● **Stated task**
Print the entries in full, word for word, but not the pictures.
** start of Given data **
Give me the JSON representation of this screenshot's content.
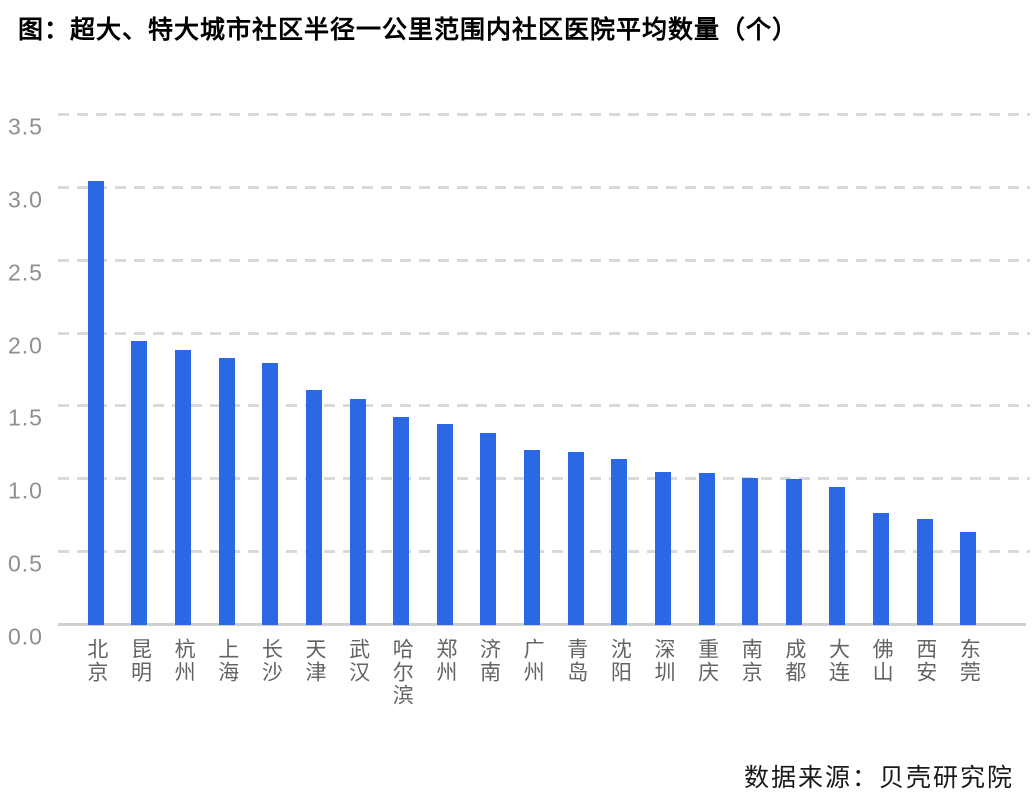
{
  "title": "图：超大、特大城市社区半径一公里范围内社区医院平均数量（个）",
  "source": "数据来源：贝壳研究院",
  "colors": {
    "bar": "#2B68E6",
    "gridline": "#d9d9d9",
    "baseline": "#cfcfcf",
    "y_tick_text": "#8f8f8f",
    "x_label_text": "#646464",
    "title_text": "#000000",
    "source_text": "#1a1a1a",
    "background": "#ffffff"
  },
  "chart_data": {
    "type": "bar",
    "title": "图：超大、特大城市社区半径一公里范围内社区医院平均数量（个）",
    "categories": [
      "北京",
      "昆明",
      "杭州",
      "上海",
      "长沙",
      "天津",
      "武汉",
      "哈尔滨",
      "郑州",
      "济南",
      "广州",
      "青岛",
      "沈阳",
      "深圳",
      "重庆",
      "南京",
      "成都",
      "大连",
      "佛山",
      "西安",
      "东莞"
    ],
    "values": [
      3.05,
      1.95,
      1.89,
      1.83,
      1.8,
      1.61,
      1.55,
      1.43,
      1.38,
      1.32,
      1.2,
      1.19,
      1.14,
      1.05,
      1.04,
      1.01,
      1.0,
      0.95,
      0.77,
      0.73,
      0.64
    ],
    "xlabel": "",
    "ylabel": "",
    "ylim": [
      0,
      3.5
    ],
    "yticks": [
      0.0,
      0.5,
      1.0,
      1.5,
      2.0,
      2.5,
      3.0,
      3.5
    ],
    "ytick_format_decimals": 1,
    "grid": "dashed-horizontal",
    "legend": "none",
    "bar_color": "#2B68E6",
    "source": "数据来源：贝壳研究院"
  }
}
** end of Given data **
● **Final result**
Give me the JSON representation of this screenshot's content.
{
  "title": "图：超大、特大城市社区半径一公里范围内社区医院平均数量（个）",
  "source": "数据来源：贝壳研究院",
  "colors": {
    "bar": "#2B68E6",
    "gridline": "#d9d9d9",
    "baseline": "#cfcfcf",
    "y_tick_text": "#8f8f8f",
    "x_label_text": "#646464",
    "title_text": "#000000",
    "source_text": "#1a1a1a",
    "background": "#ffffff"
  },
  "chart_data": {
    "type": "bar",
    "title": "图：超大、特大城市社区半径一公里范围内社区医院平均数量（个）",
    "categories": [
      "北京",
      "昆明",
      "杭州",
      "上海",
      "长沙",
      "天津",
      "武汉",
      "哈尔滨",
      "郑州",
      "济南",
      "广州",
      "青岛",
      "沈阳",
      "深圳",
      "重庆",
      "南京",
      "成都",
      "大连",
      "佛山",
      "西安",
      "东莞"
    ],
    "values": [
      3.05,
      1.95,
      1.89,
      1.83,
      1.8,
      1.61,
      1.55,
      1.43,
      1.38,
      1.32,
      1.2,
      1.19,
      1.14,
      1.05,
      1.04,
      1.01,
      1.0,
      0.95,
      0.77,
      0.73,
      0.64
    ],
    "xlabel": "",
    "ylabel": "",
    "ylim": [
      0,
      3.5
    ],
    "yticks": [
      0.0,
      0.5,
      1.0,
      1.5,
      2.0,
      2.5,
      3.0,
      3.5
    ],
    "ytick_format_decimals": 1,
    "grid": "dashed-horizontal",
    "legend": "none",
    "bar_color": "#2B68E6",
    "source": "数据来源：贝壳研究院"
  }
}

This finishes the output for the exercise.